Return the listing below word for word.

-- Start PROVIDED RECORDS --

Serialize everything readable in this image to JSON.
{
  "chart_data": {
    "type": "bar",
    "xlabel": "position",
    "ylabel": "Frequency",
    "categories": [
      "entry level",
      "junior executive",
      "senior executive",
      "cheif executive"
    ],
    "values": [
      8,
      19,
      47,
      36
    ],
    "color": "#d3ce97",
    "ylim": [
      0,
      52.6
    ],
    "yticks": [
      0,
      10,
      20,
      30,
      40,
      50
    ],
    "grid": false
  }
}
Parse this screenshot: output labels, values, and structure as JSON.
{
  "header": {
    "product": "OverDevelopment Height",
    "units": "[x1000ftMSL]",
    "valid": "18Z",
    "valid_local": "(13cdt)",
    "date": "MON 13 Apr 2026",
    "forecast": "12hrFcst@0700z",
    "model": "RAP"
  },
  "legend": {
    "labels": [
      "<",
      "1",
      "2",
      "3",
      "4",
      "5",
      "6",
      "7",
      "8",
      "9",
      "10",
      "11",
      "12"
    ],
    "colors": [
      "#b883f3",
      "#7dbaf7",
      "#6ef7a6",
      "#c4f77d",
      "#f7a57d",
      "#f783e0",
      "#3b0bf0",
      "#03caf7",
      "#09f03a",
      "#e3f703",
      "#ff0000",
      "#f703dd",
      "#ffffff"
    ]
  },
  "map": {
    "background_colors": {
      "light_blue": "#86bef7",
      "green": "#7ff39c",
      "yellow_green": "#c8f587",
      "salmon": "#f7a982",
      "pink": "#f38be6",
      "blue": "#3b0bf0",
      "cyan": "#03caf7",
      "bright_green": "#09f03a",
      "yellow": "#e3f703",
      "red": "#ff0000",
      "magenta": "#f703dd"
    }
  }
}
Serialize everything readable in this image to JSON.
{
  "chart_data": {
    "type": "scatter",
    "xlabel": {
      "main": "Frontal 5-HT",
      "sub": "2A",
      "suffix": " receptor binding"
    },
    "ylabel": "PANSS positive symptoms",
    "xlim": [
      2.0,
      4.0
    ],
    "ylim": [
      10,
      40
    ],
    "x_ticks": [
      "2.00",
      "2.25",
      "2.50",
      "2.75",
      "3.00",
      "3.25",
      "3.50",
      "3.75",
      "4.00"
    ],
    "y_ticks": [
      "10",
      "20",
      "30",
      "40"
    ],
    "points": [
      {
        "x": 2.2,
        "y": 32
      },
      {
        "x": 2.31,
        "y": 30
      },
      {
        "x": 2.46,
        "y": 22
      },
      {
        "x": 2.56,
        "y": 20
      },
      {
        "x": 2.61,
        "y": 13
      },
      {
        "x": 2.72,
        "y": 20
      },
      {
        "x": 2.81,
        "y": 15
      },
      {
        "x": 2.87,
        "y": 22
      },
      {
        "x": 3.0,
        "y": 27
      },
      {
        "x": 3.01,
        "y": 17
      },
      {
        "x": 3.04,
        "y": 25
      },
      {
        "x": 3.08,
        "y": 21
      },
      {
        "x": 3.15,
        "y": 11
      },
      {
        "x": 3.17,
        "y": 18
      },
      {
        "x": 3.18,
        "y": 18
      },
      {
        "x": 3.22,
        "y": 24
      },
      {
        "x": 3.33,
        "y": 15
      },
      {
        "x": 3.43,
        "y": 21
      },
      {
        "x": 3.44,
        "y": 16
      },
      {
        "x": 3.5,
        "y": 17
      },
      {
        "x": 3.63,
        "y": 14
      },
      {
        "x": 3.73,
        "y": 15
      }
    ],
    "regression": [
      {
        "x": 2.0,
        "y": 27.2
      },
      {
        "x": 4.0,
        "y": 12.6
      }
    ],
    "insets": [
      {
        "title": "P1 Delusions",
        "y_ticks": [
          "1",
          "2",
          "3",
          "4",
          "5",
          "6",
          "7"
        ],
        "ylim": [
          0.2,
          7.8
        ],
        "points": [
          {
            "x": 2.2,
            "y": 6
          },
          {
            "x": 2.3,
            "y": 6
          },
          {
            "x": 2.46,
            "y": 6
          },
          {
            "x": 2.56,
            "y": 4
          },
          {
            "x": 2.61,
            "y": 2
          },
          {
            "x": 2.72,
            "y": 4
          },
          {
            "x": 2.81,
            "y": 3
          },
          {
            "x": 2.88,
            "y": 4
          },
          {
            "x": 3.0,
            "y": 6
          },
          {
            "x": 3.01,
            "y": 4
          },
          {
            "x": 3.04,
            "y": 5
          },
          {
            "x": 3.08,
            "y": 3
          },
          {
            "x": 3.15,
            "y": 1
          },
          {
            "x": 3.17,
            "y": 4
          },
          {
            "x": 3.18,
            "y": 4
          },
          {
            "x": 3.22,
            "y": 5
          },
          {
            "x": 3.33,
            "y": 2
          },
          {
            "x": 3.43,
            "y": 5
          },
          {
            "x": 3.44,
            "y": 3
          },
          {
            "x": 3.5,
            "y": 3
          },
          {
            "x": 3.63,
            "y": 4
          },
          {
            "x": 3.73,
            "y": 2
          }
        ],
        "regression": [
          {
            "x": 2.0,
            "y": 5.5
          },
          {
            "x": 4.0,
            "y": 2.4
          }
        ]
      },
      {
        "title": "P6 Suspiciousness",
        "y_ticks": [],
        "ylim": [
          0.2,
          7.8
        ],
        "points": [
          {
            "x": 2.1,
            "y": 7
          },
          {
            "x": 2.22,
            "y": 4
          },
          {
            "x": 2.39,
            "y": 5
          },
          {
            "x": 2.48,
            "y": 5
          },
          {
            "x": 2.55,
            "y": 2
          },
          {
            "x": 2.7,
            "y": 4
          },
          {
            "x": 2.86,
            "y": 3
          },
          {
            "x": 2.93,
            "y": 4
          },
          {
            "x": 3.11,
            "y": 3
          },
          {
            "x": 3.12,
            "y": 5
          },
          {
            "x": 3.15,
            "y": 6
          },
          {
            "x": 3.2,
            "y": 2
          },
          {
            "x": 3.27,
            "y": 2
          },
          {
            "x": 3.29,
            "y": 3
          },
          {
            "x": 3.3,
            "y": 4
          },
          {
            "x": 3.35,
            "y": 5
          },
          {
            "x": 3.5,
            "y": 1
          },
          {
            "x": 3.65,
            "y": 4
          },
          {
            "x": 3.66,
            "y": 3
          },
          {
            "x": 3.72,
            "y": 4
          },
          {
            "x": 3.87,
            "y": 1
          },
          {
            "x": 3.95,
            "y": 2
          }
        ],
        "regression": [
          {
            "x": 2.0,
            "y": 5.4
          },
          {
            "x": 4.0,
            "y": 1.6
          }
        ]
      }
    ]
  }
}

-- End PROVIDED RECORDS --

TASK SOLUTION>
Serialize everything readable in this image to JSON.
{
  "chart_data": {
    "type": "bar",
    "xlabel": "position",
    "ylabel": "Frequency",
    "categories": [
      "entry level",
      "junior executive",
      "senior executive",
      "cheif executive"
    ],
    "values": [
      8,
      19,
      47,
      36
    ],
    "color": "#d3ce97",
    "ylim": [
      0,
      52.6
    ],
    "yticks": [
      0,
      10,
      20,
      30,
      40,
      50
    ],
    "grid": false
  }
}
Parse this screenshot: output labels, values, and structure as JSON.
{
  "header": {
    "product": "OverDevelopment Height",
    "units": "[x1000ftMSL]",
    "valid": "18Z",
    "valid_local": "(13cdt)",
    "date": "MON 13 Apr 2026",
    "forecast": "12hrFcst@0700z",
    "model": "RAP"
  },
  "legend": {
    "labels": [
      "<",
      "1",
      "2",
      "3",
      "4",
      "5",
      "6",
      "7",
      "8",
      "9",
      "10",
      "11",
      "12"
    ],
    "colors": [
      "#b883f3",
      "#7dbaf7",
      "#6ef7a6",
      "#c4f77d",
      "#f7a57d",
      "#f783e0",
      "#3b0bf0",
      "#03caf7",
      "#09f03a",
      "#e3f703",
      "#ff0000",
      "#f703dd",
      "#ffffff"
    ]
  },
  "map": {
    "background_colors": {
      "light_blue": "#86bef7",
      "green": "#7ff39c",
      "yellow_green": "#c8f587",
      "salmon": "#f7a982",
      "pink": "#f38be6",
      "blue": "#3b0bf0",
      "cyan": "#03caf7",
      "bright_green": "#09f03a",
      "yellow": "#e3f703",
      "red": "#ff0000",
      "magenta": "#f703dd"
    }
  }
}
Serialize everything readable in this image to JSON.
{
  "chart_data": {
    "type": "scatter",
    "xlabel": {
      "main": "Frontal 5-HT",
      "sub": "2A",
      "suffix": " receptor binding"
    },
    "ylabel": "PANSS positive symptoms",
    "xlim": [
      2.0,
      4.0
    ],
    "ylim": [
      10,
      40
    ],
    "x_ticks": [
      "2.00",
      "2.25",
      "2.50",
      "2.75",
      "3.00",
      "3.25",
      "3.50",
      "3.75",
      "4.00"
    ],
    "y_ticks": [
      "10",
      "20",
      "30",
      "40"
    ],
    "points": [
      {
        "x": 2.2,
        "y": 32
      },
      {
        "x": 2.31,
        "y": 30
      },
      {
        "x": 2.46,
        "y": 22
      },
      {
        "x": 2.56,
        "y": 20
      },
      {
        "x": 2.61,
        "y": 13
      },
      {
        "x": 2.72,
        "y": 20
      },
      {
        "x": 2.81,
        "y": 15
      },
      {
        "x": 2.87,
        "y": 22
      },
      {
        "x": 3.0,
        "y": 27
      },
      {
        "x": 3.01,
        "y": 17
      },
      {
        "x": 3.04,
        "y": 25
      },
      {
        "x": 3.08,
        "y": 21
      },
      {
        "x": 3.15,
        "y": 11
      },
      {
        "x": 3.17,
        "y": 18
      },
      {
        "x": 3.18,
        "y": 18
      },
      {
        "x": 3.22,
        "y": 24
      },
      {
        "x": 3.33,
        "y": 15
      },
      {
        "x": 3.43,
        "y": 21
      },
      {
        "x": 3.44,
        "y": 16
      },
      {
        "x": 3.5,
        "y": 17
      },
      {
        "x": 3.63,
        "y": 14
      },
      {
        "x": 3.73,
        "y": 15
      }
    ],
    "regression": [
      {
        "x": 2.0,
        "y": 27.2
      },
      {
        "x": 4.0,
        "y": 12.6
      }
    ],
    "insets": [
      {
        "title": "P1 Delusions",
        "y_ticks": [
          "1",
          "2",
          "3",
          "4",
          "5",
          "6",
          "7"
        ],
        "ylim": [
          0.2,
          7.8
        ],
        "points": [
          {
            "x": 2.2,
            "y": 6
          },
          {
            "x": 2.3,
            "y": 6
          },
          {
            "x": 2.46,
            "y": 6
          },
          {
            "x": 2.56,
            "y": 4
          },
          {
            "x": 2.61,
            "y": 2
          },
          {
            "x": 2.72,
            "y": 4
          },
          {
            "x": 2.81,
            "y": 3
          },
          {
            "x": 2.88,
            "y": 4
          },
          {
            "x": 3.0,
            "y": 6
          },
          {
            "x": 3.01,
            "y": 4
          },
          {
            "x": 3.04,
            "y": 5
          },
          {
            "x": 3.08,
            "y": 3
          },
          {
            "x": 3.15,
            "y": 1
          },
          {
            "x": 3.17,
            "y": 4
          },
          {
            "x": 3.18,
            "y": 4
          },
          {
            "x": 3.22,
            "y": 5
          },
          {
            "x": 3.33,
            "y": 2
          },
          {
            "x": 3.43,
            "y": 5
          },
          {
            "x": 3.44,
            "y": 3
          },
          {
            "x": 3.5,
            "y": 3
          },
          {
            "x": 3.63,
            "y": 4
          },
          {
            "x": 3.73,
            "y": 2
          }
        ],
        "regression": [
          {
            "x": 2.0,
            "y": 5.5
          },
          {
            "x": 4.0,
            "y": 2.4
          }
        ]
      },
      {
        "title": "P6 Suspiciousness",
        "y_ticks": [],
        "ylim": [
          0.2,
          7.8
        ],
        "points": [
          {
            "x": 2.1,
            "y": 7
          },
          {
            "x": 2.22,
            "y": 4
          },
          {
            "x": 2.39,
            "y": 5
          },
          {
            "x": 2.48,
            "y": 5
          },
          {
            "x": 2.55,
            "y": 2
          },
          {
            "x": 2.7,
            "y": 4
          },
          {
            "x": 2.86,
            "y": 3
          },
          {
            "x": 2.93,
            "y": 4
          },
          {
            "x": 3.11,
            "y": 3
          },
          {
            "x": 3.12,
            "y": 5
          },
          {
            "x": 3.15,
            "y": 6
          },
          {
            "x": 3.2,
            "y": 2
          },
          {
            "x": 3.27,
            "y": 2
          },
          {
            "x": 3.29,
            "y": 3
          },
          {
            "x": 3.3,
            "y": 4
          },
          {
            "x": 3.35,
            "y": 5
          },
          {
            "x": 3.5,
            "y": 1
          },
          {
            "x": 3.65,
            "y": 4
          },
          {
            "x": 3.66,
            "y": 3
          },
          {
            "x": 3.72,
            "y": 4
          },
          {
            "x": 3.87,
            "y": 1
          },
          {
            "x": 3.95,
            "y": 2
          }
        ],
        "regression": [
          {
            "x": 2.0,
            "y": 5.4
          },
          {
            "x": 4.0,
            "y": 1.6
          }
        ]
      }
    ]
  }
}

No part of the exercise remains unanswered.